• **Aim**: Reply with only the number of lines that contain the string "Output".

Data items
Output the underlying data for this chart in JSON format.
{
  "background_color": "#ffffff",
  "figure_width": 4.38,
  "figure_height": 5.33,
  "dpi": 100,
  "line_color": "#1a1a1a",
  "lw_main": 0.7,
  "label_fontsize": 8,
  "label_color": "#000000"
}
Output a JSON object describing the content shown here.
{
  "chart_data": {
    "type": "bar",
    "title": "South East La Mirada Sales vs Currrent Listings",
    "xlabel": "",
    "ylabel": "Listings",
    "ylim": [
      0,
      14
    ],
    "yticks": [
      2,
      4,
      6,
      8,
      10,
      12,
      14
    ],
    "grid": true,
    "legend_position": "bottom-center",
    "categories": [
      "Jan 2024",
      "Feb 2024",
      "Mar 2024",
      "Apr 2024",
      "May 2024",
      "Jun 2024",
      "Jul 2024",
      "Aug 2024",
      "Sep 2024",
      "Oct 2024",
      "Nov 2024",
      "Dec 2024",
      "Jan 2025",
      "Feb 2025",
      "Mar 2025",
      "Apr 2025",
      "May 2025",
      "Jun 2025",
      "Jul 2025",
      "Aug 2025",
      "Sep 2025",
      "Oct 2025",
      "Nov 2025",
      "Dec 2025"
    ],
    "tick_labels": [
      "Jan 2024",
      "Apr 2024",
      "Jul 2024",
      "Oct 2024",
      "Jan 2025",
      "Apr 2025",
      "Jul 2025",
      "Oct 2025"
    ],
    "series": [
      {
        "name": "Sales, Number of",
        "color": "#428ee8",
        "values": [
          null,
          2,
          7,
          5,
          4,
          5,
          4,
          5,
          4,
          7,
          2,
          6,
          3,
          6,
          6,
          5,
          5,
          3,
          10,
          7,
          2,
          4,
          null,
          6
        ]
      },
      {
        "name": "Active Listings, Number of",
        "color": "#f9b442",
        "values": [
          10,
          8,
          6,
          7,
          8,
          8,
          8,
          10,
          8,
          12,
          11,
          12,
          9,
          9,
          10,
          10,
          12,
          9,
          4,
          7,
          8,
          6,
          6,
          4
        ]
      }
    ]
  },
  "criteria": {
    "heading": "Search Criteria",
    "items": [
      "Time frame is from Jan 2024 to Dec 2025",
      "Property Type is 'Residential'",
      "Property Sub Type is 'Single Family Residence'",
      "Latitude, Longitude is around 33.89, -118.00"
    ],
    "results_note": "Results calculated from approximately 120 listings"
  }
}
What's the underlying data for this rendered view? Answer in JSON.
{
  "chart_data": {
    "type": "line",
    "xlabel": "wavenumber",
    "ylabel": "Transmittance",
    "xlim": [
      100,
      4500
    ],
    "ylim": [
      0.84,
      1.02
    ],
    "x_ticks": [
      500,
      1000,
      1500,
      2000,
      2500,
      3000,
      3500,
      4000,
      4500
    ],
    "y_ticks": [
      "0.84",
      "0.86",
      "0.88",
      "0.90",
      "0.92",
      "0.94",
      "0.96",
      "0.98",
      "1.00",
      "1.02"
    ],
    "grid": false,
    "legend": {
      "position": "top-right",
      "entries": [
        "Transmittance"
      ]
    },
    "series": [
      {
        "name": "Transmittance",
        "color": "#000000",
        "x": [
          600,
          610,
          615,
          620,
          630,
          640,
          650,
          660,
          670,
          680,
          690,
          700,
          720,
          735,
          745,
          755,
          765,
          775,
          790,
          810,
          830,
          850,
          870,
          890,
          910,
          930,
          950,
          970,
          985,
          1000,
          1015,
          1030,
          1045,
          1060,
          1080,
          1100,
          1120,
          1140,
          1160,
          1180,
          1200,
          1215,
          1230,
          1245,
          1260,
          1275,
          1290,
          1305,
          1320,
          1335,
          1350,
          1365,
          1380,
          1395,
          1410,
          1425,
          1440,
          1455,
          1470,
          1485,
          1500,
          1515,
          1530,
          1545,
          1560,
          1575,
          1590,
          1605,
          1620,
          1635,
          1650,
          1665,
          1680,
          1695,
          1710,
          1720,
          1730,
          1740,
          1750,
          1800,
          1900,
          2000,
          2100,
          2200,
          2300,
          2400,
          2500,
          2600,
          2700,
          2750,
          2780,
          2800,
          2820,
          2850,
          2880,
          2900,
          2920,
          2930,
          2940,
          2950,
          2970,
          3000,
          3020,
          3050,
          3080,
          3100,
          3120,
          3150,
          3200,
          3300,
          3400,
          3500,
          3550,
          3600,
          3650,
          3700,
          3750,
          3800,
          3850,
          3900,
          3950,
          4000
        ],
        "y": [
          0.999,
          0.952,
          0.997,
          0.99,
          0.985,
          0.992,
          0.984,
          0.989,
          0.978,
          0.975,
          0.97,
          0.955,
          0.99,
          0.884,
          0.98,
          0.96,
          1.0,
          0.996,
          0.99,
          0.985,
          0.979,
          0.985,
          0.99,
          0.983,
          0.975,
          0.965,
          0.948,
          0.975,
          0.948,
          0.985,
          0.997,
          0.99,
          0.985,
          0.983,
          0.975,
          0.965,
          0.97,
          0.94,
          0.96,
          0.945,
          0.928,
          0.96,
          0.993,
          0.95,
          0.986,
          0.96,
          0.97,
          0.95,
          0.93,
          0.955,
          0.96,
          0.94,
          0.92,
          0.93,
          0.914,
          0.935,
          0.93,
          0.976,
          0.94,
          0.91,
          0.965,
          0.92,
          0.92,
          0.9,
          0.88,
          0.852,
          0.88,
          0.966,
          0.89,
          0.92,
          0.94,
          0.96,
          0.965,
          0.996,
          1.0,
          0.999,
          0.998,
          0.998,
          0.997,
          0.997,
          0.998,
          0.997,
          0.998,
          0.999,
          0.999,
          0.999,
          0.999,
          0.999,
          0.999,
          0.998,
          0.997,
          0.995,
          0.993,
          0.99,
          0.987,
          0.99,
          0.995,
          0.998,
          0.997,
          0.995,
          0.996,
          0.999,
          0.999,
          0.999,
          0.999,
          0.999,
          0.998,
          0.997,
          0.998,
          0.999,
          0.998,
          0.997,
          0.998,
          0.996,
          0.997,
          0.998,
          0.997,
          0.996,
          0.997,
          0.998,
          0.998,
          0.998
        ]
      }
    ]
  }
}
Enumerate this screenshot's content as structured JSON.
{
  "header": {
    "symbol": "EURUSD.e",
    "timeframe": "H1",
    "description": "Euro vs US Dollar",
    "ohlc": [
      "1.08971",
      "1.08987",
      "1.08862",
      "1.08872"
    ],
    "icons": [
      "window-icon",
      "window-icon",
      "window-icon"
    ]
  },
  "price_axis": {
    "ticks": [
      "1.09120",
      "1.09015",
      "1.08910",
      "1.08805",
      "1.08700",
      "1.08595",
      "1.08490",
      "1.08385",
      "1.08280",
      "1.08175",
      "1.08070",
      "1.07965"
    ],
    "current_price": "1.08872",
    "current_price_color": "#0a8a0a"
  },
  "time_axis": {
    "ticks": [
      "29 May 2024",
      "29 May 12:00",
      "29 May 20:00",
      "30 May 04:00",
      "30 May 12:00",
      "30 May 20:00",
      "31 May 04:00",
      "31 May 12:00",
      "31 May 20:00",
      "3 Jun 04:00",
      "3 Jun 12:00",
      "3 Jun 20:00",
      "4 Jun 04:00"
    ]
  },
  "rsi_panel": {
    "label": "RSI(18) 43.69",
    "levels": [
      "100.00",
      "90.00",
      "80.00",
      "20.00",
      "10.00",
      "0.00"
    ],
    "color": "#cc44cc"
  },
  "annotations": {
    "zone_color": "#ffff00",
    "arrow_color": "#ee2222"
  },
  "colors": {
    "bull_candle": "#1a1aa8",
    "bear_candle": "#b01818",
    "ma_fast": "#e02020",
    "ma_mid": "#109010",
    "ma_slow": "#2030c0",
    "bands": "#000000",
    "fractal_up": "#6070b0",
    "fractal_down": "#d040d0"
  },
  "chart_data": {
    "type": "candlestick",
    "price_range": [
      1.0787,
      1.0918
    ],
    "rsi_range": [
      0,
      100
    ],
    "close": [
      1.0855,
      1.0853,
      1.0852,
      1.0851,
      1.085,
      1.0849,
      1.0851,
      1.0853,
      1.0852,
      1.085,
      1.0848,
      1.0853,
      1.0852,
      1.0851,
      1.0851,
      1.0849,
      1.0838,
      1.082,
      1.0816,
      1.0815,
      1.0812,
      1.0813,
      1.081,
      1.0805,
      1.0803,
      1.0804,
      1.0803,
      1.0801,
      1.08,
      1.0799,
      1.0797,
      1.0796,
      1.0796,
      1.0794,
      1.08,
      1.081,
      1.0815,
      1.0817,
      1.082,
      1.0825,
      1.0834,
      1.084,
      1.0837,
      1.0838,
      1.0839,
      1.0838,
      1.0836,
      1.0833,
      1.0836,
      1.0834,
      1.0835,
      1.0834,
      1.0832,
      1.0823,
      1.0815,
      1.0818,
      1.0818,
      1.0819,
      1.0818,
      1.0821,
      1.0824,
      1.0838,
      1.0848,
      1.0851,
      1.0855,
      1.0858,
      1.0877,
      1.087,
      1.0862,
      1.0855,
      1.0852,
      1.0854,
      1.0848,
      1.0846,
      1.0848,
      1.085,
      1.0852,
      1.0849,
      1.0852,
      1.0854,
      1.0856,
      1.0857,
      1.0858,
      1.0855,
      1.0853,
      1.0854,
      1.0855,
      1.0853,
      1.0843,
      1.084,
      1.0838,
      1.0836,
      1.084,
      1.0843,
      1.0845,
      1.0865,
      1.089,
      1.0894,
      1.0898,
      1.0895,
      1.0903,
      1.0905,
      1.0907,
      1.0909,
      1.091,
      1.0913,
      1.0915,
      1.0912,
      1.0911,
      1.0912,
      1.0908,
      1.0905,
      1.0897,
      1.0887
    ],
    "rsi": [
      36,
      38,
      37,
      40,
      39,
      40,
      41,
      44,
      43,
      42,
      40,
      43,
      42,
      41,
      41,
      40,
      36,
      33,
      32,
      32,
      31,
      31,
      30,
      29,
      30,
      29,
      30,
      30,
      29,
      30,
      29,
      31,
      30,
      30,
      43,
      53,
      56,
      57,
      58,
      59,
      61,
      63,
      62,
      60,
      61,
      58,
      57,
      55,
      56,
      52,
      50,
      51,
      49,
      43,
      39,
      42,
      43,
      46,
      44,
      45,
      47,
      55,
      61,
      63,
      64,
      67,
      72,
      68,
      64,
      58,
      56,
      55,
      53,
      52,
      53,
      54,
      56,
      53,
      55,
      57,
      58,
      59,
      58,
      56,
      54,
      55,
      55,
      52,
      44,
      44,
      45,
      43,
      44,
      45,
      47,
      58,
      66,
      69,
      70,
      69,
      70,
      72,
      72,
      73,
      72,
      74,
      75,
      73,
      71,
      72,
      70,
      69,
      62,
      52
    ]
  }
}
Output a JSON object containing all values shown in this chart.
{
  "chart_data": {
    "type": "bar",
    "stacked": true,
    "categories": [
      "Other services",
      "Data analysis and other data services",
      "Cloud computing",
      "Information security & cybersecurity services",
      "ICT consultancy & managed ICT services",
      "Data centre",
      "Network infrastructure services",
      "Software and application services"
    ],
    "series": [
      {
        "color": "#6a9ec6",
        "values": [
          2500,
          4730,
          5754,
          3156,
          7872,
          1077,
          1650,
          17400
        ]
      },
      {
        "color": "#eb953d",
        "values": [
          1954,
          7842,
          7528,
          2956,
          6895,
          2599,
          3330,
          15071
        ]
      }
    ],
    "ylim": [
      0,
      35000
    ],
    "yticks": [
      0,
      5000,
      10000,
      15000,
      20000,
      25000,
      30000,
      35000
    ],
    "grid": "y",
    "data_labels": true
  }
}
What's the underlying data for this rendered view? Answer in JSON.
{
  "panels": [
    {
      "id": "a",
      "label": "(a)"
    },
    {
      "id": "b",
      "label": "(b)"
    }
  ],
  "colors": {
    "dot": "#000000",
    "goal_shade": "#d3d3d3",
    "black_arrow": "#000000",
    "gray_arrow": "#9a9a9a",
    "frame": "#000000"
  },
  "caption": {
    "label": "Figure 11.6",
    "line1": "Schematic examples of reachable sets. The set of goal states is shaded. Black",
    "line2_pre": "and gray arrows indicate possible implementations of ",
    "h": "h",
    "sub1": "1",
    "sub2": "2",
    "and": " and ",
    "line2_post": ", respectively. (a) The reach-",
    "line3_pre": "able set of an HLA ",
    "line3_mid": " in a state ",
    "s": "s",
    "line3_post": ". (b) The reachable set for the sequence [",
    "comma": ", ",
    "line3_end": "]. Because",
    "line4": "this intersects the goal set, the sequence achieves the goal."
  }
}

• **Exercise solution**: 3